▶ [Description of the task]: Transcribe the listing that follows in full, omitting pictures.

▶ [Records for this task]:
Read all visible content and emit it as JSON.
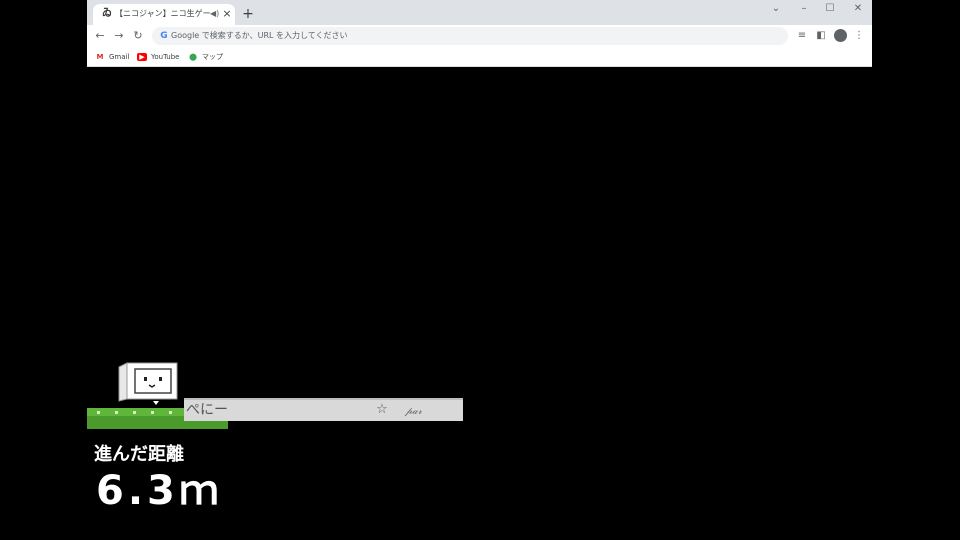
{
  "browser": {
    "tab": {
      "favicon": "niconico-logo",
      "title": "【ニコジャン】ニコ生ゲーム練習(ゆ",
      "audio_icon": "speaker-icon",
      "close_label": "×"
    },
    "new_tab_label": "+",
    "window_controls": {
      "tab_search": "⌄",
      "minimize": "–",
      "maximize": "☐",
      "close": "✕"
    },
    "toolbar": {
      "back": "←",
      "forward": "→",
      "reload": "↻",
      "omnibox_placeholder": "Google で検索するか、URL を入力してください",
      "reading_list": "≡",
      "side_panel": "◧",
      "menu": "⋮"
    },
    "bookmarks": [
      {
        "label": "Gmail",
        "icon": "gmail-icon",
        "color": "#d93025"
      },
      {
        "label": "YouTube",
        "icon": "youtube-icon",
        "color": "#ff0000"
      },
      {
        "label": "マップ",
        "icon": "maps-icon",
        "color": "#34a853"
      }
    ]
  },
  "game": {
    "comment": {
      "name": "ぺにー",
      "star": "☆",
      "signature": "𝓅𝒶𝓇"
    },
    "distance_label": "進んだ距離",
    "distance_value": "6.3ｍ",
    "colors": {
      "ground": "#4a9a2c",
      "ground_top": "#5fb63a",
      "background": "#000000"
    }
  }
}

▶ [Output for this exercise]:
Read all visible content and emit it as JSON.
{
  "browser": {
    "tab": {
      "favicon": "niconico-logo",
      "title": "【ニコジャン】ニコ生ゲーム練習(ゆ",
      "audio_icon": "speaker-icon",
      "close_label": "×"
    },
    "new_tab_label": "+",
    "window_controls": {
      "tab_search": "⌄",
      "minimize": "–",
      "maximize": "☐",
      "close": "✕"
    },
    "toolbar": {
      "back": "←",
      "forward": "→",
      "reload": "↻",
      "omnibox_placeholder": "Google で検索するか、URL を入力してください",
      "reading_list": "≡",
      "side_panel": "◧",
      "menu": "⋮"
    },
    "bookmarks": [
      {
        "label": "Gmail",
        "icon": "gmail-icon",
        "color": "#d93025"
      },
      {
        "label": "YouTube",
        "icon": "youtube-icon",
        "color": "#ff0000"
      },
      {
        "label": "マップ",
        "icon": "maps-icon",
        "color": "#34a853"
      }
    ]
  },
  "game": {
    "comment": {
      "name": "ぺにー",
      "star": "☆",
      "signature": "𝓅𝒶𝓇"
    },
    "distance_label": "進んだ距離",
    "distance_value": "6.3ｍ",
    "colors": {
      "ground": "#4a9a2c",
      "ground_top": "#5fb63a",
      "background": "#000000"
    }
  }
}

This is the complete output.